Locate the lines of the listing below that hold "About", then copy each of them.
:::::
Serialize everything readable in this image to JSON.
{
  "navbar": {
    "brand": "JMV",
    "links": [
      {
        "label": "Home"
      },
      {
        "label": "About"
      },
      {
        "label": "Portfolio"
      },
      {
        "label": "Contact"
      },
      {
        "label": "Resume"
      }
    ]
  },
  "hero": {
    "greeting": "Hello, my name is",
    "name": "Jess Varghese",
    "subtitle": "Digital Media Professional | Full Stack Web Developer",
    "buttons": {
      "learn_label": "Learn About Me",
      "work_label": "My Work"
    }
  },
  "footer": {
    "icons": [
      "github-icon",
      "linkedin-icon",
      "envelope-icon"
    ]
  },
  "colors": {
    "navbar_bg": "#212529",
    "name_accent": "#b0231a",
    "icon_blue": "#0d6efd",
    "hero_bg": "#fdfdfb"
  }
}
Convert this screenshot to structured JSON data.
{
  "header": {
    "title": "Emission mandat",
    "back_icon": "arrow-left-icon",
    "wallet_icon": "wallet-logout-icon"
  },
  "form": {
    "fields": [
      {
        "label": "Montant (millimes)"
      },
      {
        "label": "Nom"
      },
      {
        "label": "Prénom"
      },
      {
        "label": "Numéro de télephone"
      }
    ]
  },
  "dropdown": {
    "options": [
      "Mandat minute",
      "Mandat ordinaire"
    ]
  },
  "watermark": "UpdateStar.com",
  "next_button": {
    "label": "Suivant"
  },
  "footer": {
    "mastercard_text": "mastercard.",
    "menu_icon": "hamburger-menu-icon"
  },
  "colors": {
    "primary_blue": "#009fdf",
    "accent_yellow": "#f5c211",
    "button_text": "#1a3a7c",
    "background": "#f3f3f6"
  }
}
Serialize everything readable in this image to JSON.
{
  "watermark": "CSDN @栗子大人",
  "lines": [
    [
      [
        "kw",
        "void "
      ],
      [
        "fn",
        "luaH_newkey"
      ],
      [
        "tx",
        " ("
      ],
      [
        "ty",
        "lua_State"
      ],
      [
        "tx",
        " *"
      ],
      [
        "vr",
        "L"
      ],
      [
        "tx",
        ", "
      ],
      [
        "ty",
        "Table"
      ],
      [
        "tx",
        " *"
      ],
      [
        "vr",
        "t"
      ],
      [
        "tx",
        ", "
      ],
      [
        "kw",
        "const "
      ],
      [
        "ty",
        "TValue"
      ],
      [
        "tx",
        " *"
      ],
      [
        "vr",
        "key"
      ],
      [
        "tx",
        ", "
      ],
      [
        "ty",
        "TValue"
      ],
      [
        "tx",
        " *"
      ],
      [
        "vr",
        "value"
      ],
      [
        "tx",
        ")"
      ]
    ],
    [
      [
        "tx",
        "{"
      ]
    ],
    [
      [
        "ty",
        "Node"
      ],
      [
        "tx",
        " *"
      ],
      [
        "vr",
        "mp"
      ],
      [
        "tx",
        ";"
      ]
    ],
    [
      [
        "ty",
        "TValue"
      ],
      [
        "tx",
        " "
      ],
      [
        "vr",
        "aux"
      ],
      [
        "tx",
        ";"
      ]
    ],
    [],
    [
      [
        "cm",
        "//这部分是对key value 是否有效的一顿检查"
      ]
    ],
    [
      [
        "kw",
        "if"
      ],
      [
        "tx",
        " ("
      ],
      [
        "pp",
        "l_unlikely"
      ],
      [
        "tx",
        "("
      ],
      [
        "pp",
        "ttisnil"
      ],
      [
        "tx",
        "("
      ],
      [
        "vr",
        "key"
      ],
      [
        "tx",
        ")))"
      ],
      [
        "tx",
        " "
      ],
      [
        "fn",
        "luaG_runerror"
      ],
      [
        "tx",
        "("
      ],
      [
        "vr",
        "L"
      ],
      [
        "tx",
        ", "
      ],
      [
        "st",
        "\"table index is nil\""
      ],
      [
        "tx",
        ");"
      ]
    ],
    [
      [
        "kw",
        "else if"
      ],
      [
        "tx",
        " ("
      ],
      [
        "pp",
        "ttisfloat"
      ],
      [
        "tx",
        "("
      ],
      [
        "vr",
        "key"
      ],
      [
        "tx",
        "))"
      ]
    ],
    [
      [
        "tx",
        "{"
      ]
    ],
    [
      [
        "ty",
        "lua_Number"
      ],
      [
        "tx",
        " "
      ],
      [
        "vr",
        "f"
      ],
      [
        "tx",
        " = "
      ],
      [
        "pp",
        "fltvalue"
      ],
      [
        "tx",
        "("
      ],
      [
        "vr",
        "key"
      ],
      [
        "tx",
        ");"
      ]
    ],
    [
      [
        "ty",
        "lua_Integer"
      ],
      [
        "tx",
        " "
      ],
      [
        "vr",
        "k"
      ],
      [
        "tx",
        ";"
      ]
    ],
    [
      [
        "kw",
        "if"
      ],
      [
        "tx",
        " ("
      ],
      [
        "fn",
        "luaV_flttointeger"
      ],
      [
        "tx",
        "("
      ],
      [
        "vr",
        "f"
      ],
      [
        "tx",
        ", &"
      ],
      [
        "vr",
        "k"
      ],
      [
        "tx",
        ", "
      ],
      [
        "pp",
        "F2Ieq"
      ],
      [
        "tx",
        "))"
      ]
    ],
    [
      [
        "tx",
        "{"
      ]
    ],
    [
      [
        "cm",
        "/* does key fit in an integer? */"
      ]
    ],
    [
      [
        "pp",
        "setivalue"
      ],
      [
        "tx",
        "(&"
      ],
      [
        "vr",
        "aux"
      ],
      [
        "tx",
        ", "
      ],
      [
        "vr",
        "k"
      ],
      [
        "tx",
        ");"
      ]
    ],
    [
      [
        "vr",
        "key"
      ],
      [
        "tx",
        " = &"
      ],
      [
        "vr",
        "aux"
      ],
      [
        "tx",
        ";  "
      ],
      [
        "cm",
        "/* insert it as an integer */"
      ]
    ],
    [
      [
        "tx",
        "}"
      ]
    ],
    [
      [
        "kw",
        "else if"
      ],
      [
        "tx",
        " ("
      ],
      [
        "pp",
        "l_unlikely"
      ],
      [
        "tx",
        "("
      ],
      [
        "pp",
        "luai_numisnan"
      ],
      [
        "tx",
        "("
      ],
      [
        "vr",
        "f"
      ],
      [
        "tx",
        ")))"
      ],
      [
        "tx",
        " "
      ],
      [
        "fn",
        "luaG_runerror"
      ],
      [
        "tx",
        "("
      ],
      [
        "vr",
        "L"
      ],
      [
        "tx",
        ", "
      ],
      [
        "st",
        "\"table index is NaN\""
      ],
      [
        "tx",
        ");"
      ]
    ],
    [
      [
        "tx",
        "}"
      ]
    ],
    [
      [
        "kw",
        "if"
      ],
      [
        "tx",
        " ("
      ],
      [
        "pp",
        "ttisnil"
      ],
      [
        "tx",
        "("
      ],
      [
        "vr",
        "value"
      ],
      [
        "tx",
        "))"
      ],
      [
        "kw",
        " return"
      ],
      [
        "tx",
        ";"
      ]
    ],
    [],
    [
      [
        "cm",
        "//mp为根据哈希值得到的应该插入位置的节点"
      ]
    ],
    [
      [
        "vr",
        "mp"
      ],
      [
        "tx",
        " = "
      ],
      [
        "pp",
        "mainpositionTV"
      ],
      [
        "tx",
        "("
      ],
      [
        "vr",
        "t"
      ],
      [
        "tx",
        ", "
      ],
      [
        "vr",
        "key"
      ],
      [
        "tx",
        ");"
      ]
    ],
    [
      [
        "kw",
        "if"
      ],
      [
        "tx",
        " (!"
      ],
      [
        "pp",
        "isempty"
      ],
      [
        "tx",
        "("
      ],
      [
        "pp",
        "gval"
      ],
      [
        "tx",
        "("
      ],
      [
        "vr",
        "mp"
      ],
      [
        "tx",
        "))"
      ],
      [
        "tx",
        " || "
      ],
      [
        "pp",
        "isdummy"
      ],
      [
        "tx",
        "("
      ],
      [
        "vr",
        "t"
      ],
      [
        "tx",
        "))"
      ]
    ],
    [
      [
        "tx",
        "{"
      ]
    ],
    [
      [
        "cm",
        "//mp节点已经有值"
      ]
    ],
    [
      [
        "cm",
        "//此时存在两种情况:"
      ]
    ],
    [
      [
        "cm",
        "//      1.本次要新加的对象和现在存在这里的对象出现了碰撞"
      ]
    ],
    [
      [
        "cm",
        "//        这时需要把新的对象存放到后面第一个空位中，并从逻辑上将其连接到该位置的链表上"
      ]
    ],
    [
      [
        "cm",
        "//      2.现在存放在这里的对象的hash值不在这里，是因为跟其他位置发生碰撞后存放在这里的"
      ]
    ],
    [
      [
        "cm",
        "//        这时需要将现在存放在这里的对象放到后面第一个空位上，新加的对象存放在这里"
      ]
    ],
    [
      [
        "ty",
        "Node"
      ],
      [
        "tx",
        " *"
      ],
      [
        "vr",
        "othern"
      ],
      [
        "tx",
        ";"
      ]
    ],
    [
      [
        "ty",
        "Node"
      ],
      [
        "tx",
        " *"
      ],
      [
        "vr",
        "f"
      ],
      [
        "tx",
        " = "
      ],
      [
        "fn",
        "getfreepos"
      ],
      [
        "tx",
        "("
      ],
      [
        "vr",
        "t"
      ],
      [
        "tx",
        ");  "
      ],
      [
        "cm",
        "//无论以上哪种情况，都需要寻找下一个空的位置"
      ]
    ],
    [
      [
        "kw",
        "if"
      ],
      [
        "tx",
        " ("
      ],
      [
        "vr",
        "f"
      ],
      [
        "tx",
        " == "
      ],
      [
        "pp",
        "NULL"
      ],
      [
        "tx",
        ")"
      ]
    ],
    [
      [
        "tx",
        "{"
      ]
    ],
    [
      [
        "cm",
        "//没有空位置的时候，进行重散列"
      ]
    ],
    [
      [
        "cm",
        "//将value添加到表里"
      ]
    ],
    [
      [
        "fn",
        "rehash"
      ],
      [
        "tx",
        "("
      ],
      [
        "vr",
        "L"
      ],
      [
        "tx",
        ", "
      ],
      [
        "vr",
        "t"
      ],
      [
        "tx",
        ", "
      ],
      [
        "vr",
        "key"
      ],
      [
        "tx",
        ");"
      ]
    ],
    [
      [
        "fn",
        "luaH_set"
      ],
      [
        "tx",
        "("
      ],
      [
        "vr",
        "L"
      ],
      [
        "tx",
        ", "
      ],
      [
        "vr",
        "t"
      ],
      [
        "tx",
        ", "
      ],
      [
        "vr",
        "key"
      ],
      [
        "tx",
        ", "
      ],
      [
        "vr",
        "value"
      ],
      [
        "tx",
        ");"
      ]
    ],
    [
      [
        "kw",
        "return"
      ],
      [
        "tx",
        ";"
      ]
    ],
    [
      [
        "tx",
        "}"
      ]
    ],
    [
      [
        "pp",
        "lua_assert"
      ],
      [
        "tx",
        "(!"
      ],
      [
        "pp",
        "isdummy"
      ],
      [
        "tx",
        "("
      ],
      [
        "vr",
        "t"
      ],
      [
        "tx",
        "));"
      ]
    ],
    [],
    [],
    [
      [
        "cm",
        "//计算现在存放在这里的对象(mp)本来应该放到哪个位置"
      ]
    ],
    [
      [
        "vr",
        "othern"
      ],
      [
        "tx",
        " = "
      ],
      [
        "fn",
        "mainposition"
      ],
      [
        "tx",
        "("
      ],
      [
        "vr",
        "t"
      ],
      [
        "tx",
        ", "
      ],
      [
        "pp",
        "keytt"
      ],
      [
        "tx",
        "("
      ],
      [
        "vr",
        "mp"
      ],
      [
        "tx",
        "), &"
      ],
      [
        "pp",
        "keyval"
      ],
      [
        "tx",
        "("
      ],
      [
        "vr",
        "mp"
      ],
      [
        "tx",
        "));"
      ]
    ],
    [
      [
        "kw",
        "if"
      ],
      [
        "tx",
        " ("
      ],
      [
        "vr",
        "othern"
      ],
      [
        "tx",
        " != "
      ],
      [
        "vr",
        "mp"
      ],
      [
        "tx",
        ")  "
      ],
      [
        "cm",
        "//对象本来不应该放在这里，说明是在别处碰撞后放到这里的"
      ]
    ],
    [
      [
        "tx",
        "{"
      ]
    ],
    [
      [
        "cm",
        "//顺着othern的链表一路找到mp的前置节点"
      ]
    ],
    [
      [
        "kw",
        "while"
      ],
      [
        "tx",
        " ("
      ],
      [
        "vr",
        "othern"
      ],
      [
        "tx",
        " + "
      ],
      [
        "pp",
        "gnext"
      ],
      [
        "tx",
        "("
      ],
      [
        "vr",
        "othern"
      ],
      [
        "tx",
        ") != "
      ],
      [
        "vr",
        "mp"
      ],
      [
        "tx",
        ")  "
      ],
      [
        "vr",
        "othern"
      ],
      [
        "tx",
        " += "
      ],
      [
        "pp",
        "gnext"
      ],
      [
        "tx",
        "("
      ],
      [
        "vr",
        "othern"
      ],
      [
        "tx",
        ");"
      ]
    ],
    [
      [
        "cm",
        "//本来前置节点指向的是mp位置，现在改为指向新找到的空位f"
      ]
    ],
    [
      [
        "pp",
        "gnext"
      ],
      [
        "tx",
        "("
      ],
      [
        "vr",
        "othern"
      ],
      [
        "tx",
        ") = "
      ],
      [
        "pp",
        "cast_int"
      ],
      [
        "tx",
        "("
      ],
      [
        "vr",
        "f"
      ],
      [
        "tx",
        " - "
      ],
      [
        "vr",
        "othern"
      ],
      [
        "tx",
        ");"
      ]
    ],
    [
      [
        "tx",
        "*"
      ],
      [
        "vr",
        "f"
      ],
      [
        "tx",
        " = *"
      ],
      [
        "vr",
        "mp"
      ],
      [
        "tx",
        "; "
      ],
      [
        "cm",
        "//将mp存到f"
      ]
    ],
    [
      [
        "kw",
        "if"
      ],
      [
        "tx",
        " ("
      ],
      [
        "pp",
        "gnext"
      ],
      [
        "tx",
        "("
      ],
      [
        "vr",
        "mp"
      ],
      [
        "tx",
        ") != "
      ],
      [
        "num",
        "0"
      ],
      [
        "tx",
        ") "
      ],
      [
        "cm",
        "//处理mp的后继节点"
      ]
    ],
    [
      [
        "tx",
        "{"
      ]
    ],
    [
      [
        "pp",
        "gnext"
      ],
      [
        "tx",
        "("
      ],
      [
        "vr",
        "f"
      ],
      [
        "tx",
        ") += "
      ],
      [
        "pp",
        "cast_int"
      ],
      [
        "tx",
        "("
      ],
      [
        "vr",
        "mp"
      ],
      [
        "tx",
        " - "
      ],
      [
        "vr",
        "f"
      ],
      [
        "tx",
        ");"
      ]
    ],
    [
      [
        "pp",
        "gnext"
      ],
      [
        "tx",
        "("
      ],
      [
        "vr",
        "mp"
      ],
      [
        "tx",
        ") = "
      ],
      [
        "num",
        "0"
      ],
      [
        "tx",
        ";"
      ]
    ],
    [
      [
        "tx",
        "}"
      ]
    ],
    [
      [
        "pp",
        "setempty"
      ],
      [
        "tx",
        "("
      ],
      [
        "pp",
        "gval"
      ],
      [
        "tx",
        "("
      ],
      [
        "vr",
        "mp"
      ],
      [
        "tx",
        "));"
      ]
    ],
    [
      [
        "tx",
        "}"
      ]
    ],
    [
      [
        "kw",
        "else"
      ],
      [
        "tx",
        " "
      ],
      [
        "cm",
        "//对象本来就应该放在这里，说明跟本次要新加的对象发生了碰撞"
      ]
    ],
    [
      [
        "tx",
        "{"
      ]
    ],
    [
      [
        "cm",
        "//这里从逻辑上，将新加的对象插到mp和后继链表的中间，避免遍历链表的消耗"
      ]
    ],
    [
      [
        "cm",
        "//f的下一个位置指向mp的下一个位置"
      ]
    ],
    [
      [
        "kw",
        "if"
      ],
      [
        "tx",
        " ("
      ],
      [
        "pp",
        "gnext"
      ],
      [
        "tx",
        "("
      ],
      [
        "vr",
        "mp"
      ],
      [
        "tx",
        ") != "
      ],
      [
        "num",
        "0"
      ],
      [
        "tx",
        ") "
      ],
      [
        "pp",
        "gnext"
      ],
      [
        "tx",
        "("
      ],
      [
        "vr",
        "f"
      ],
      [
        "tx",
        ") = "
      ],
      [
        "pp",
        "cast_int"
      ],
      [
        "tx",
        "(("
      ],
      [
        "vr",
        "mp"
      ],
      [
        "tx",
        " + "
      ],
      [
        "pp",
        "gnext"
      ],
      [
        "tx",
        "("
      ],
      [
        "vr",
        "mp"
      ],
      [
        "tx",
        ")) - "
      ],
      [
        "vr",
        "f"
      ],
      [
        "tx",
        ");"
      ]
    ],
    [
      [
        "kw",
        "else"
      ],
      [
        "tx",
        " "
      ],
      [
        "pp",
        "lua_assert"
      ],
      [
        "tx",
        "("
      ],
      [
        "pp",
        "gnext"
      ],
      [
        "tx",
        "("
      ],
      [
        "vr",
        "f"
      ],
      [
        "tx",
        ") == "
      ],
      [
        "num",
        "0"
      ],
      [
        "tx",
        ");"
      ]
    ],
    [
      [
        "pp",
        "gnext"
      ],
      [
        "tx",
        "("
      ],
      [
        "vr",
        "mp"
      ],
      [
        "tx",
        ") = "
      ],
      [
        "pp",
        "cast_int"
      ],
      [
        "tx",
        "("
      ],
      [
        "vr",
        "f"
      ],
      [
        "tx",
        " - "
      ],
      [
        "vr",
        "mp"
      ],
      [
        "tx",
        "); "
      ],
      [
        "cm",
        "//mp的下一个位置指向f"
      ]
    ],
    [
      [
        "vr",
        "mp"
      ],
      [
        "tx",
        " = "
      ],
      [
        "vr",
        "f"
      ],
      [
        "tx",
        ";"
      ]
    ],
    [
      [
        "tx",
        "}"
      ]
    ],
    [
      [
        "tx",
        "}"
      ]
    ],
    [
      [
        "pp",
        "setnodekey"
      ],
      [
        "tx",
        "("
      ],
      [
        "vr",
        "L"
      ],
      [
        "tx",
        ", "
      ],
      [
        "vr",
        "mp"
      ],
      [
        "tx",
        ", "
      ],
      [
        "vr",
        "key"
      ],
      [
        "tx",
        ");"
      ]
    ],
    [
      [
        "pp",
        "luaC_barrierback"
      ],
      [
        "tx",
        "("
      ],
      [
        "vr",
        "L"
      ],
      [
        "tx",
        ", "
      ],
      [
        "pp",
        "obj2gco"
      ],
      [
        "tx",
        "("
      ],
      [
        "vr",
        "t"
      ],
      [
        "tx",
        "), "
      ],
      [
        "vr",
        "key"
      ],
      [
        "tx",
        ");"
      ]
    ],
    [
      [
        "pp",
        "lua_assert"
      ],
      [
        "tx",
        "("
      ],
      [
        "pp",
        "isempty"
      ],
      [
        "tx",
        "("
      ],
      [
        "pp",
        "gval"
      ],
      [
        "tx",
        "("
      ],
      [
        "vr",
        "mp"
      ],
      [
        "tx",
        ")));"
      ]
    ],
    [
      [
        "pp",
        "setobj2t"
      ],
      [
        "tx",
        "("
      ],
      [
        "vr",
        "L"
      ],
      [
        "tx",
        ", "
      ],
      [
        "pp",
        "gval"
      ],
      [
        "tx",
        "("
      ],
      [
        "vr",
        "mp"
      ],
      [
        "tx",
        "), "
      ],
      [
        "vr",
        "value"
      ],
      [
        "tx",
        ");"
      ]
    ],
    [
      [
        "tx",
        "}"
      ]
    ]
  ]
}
:::::
→ **THE RESULT**:
        "label": "About"
      "learn_label": "Learn About Me",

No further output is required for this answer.